## GIVEN ENTRIES
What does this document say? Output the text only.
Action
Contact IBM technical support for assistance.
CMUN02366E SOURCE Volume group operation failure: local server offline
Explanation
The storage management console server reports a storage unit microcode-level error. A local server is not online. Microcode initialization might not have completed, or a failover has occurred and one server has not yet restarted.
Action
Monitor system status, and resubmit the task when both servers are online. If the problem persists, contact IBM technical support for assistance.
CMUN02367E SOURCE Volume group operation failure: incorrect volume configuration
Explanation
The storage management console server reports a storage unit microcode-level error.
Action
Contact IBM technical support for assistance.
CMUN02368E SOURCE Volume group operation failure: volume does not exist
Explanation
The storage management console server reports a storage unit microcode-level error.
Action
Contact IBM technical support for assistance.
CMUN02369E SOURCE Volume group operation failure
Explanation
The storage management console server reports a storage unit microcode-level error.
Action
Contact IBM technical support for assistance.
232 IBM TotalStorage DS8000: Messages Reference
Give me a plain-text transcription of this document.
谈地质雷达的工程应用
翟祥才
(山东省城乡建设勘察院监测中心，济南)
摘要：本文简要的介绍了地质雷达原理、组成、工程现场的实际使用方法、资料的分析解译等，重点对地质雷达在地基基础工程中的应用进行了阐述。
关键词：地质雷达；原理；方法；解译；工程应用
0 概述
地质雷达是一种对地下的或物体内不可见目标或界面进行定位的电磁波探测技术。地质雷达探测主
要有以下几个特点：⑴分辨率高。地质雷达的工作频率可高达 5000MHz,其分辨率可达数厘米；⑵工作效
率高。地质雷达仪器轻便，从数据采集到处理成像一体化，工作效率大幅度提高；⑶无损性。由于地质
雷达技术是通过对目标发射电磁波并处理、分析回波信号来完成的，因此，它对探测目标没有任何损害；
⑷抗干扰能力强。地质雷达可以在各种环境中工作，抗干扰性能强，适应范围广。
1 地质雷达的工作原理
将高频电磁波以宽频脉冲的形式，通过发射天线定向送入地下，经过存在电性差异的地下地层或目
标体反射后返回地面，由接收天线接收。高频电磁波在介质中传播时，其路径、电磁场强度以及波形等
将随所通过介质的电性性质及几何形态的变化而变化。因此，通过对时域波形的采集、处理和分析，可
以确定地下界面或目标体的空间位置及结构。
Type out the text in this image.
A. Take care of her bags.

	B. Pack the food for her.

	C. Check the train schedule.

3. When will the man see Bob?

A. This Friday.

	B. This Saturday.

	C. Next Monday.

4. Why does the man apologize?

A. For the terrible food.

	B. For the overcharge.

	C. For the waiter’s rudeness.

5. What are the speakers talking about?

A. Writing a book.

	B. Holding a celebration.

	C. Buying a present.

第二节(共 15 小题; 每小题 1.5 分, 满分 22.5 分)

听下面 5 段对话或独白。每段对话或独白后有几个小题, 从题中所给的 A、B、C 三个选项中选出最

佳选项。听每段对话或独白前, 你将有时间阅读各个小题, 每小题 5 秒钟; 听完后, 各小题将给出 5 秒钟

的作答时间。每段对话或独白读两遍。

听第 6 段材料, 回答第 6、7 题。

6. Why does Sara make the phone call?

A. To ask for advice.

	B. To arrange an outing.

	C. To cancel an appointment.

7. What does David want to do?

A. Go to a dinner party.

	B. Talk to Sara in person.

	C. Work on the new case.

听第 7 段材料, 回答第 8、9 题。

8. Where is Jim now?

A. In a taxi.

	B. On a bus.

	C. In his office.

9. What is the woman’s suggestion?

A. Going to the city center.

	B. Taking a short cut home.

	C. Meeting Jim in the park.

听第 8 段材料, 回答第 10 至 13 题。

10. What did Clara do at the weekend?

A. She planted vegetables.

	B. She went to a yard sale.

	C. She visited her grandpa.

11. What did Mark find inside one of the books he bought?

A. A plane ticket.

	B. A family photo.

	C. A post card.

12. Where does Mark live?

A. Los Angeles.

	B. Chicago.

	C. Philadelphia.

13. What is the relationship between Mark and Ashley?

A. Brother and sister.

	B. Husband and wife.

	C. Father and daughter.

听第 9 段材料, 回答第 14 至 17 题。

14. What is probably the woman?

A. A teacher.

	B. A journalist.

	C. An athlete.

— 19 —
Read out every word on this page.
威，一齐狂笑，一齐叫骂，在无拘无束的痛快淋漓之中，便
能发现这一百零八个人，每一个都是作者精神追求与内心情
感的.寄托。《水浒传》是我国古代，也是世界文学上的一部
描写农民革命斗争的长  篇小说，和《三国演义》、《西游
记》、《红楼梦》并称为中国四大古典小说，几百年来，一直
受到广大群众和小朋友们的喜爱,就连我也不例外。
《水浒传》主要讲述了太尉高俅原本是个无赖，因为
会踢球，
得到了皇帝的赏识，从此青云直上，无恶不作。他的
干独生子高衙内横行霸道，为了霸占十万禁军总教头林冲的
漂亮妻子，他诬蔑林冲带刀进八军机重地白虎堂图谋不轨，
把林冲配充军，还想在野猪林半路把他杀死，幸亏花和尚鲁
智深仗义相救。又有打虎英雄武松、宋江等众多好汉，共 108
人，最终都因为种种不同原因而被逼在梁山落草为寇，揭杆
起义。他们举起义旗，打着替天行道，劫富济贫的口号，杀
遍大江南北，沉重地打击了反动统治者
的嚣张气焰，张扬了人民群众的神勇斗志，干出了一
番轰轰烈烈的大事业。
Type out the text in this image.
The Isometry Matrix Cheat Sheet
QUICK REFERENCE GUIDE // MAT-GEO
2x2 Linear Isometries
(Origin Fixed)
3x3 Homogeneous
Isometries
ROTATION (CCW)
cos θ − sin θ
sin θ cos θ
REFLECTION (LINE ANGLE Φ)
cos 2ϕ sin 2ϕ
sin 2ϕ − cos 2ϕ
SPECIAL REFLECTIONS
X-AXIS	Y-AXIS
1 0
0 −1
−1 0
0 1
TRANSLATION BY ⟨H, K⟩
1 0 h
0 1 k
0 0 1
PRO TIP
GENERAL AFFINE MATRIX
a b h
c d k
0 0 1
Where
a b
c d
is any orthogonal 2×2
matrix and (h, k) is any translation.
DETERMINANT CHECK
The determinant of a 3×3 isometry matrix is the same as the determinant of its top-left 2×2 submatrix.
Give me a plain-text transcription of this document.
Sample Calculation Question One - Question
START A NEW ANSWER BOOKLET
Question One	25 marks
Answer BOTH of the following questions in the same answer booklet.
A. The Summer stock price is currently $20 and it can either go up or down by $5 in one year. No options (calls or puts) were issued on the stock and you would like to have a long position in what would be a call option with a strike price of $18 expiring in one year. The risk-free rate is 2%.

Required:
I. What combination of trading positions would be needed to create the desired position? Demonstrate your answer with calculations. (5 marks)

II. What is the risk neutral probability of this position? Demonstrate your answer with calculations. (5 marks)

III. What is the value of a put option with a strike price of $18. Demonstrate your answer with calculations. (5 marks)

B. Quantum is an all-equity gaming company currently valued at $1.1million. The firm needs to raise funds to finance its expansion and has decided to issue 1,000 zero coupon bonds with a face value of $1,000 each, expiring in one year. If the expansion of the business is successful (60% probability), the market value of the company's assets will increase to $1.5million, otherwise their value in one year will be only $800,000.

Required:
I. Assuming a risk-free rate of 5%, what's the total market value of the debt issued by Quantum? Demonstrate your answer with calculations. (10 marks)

## PROMPT
Print all of the entries exactly as they are written.

## SOLUTION BELOW
What does this document say? Output the text only.
Action
Contact IBM technical support for assistance.
CMUN02366E SOURCE Volume group operation failure: local server offline
Explanation
The storage management console server reports a storage unit microcode-level error. A local server is not online. Microcode initialization might not have completed, or a failover has occurred and one server has not yet restarted.
Action
Monitor system status, and resubmit the task when both servers are online. If the problem persists, contact IBM technical support for assistance.
CMUN02367E SOURCE Volume group operation failure: incorrect volume configuration
Explanation
The storage management console server reports a storage unit microcode-level error.
Action
Contact IBM technical support for assistance.
CMUN02368E SOURCE Volume group operation failure: volume does not exist
Explanation
The storage management console server reports a storage unit microcode-level error.
Action
Contact IBM technical support for assistance.
CMUN02369E SOURCE Volume group operation failure
Explanation
The storage management console server reports a storage unit microcode-level error.
Action
Contact IBM technical support for assistance.
232 IBM TotalStorage DS8000: Messages Reference
Give me a plain-text transcription of this document.
谈地质雷达的工程应用
翟祥才
(山东省城乡建设勘察院监测中心，济南)
摘要：本文简要的介绍了地质雷达原理、组成、工程现场的实际使用方法、资料的分析解译等，重点对地质雷达在地基基础工程中的应用进行了阐述。
关键词：地质雷达；原理；方法；解译；工程应用
0 概述
地质雷达是一种对地下的或物体内不可见目标或界面进行定位的电磁波探测技术。地质雷达探测主
要有以下几个特点：⑴分辨率高。地质雷达的工作频率可高达 5000MHz,其分辨率可达数厘米；⑵工作效
率高。地质雷达仪器轻便，从数据采集到处理成像一体化，工作效率大幅度提高；⑶无损性。由于地质
雷达技术是通过对目标发射电磁波并处理、分析回波信号来完成的，因此，它对探测目标没有任何损害；
⑷抗干扰能力强。地质雷达可以在各种环境中工作，抗干扰性能强，适应范围广。
1 地质雷达的工作原理
将高频电磁波以宽频脉冲的形式，通过发射天线定向送入地下，经过存在电性差异的地下地层或目
标体反射后返回地面，由接收天线接收。高频电磁波在介质中传播时，其路径、电磁场强度以及波形等
将随所通过介质的电性性质及几何形态的变化而变化。因此，通过对时域波形的采集、处理和分析，可
以确定地下界面或目标体的空间位置及结构。
Type out the text in this image.
A. Take care of her bags.

	B. Pack the food for her.

	C. Check the train schedule.

3. When will the man see Bob?

A. This Friday.

	B. This Saturday.

	C. Next Monday.

4. Why does the man apologize?

A. For the terrible food.

	B. For the overcharge.

	C. For the waiter’s rudeness.

5. What are the speakers talking about?

A. Writing a book.

	B. Holding a celebration.

	C. Buying a present.

第二节(共 15 小题; 每小题 1.5 分, 满分 22.5 分)

听下面 5 段对话或独白。每段对话或独白后有几个小题, 从题中所给的 A、B、C 三个选项中选出最

佳选项。听每段对话或独白前, 你将有时间阅读各个小题, 每小题 5 秒钟; 听完后, 各小题将给出 5 秒钟

的作答时间。每段对话或独白读两遍。

听第 6 段材料, 回答第 6、7 题。

6. Why does Sara make the phone call?

A. To ask for advice.

	B. To arrange an outing.

	C. To cancel an appointment.

7. What does David want to do?

A. Go to a dinner party.

	B. Talk to Sara in person.

	C. Work on the new case.

听第 7 段材料, 回答第 8、9 题。

8. Where is Jim now?

A. In a taxi.

	B. On a bus.

	C. In his office.

9. What is the woman’s suggestion?

A. Going to the city center.

	B. Taking a short cut home.

	C. Meeting Jim in the park.

听第 8 段材料, 回答第 10 至 13 题。

10. What did Clara do at the weekend?

A. She planted vegetables.

	B. She went to a yard sale.

	C. She visited her grandpa.

11. What did Mark find inside one of the books he bought?

A. A plane ticket.

	B. A family photo.

	C. A post card.

12. Where does Mark live?

A. Los Angeles.

	B. Chicago.

	C. Philadelphia.

13. What is the relationship between Mark and Ashley?

A. Brother and sister.

	B. Husband and wife.

	C. Father and daughter.

听第 9 段材料, 回答第 14 至 17 题。

14. What is probably the woman?

A. A teacher.

	B. A journalist.

	C. An athlete.

— 19 —
Read out every word on this page.
威，一齐狂笑，一齐叫骂，在无拘无束的痛快淋漓之中，便
能发现这一百零八个人，每一个都是作者精神追求与内心情
感的.寄托。《水浒传》是我国古代，也是世界文学上的一部
描写农民革命斗争的长  篇小说，和《三国演义》、《西游
记》、《红楼梦》并称为中国四大古典小说，几百年来，一直
受到广大群众和小朋友们的喜爱,就连我也不例外。
《水浒传》主要讲述了太尉高俅原本是个无赖，因为
会踢球，
得到了皇帝的赏识，从此青云直上，无恶不作。他的
干独生子高衙内横行霸道，为了霸占十万禁军总教头林冲的
漂亮妻子，他诬蔑林冲带刀进八军机重地白虎堂图谋不轨，
把林冲配充军，还想在野猪林半路把他杀死，幸亏花和尚鲁
智深仗义相救。又有打虎英雄武松、宋江等众多好汉，共 108
人，最终都因为种种不同原因而被逼在梁山落草为寇，揭杆
起义。他们举起义旗，打着替天行道，劫富济贫的口号，杀
遍大江南北，沉重地打击了反动统治者
的嚣张气焰，张扬了人民群众的神勇斗志，干出了一
番轰轰烈烈的大事业。
Type out the text in this image.
The Isometry Matrix Cheat Sheet
QUICK REFERENCE GUIDE // MAT-GEO
2x2 Linear Isometries
(Origin Fixed)
3x3 Homogeneous
Isometries
ROTATION (CCW)
cos θ − sin θ
sin θ cos θ
REFLECTION (LINE ANGLE Φ)
cos 2ϕ sin 2ϕ
sin 2ϕ − cos 2ϕ
SPECIAL REFLECTIONS
X-AXIS	Y-AXIS
1 0
0 −1
−1 0
0 1
TRANSLATION BY ⟨H, K⟩
1 0 h
0 1 k
0 0 1
PRO TIP
GENERAL AFFINE MATRIX
a b h
c d k
0 0 1
Where
a b
c d
is any orthogonal 2×2
matrix and (h, k) is any translation.
DETERMINANT CHECK
The determinant of a 3×3 isometry matrix is the same as the determinant of its top-left 2×2 submatrix.
Give me a plain-text transcription of this document.
Sample Calculation Question One - Question
START A NEW ANSWER BOOKLET
Question One	25 marks
Answer BOTH of the following questions in the same answer booklet.
A. The Summer stock price is currently $20 and it can either go up or down by $5 in one year. No options (calls or puts) were issued on the stock and you would like to have a long position in what would be a call option with a strike price of $18 expiring in one year. The risk-free rate is 2%.

Required:
I. What combination of trading positions would be needed to create the desired position? Demonstrate your answer with calculations. (5 marks)

II. What is the risk neutral probability of this position? Demonstrate your answer with calculations. (5 marks)

III. What is the value of a put option with a strike price of $18. Demonstrate your answer with calculations. (5 marks)

B. Quantum is an all-equity gaming company currently valued at $1.1million. The firm needs to raise funds to finance its expansion and has decided to issue 1,000 zero coupon bonds with a face value of $1,000 each, expiring in one year. If the expansion of the business is successful (60% probability), the market value of the company's assets will increase to $1.5million, otherwise their value in one year will be only $800,000.

Required:
I. Assuming a risk-free rate of 5%, what's the total market value of the debt issued by Quantum? Demonstrate your answer with calculations. (10 marks)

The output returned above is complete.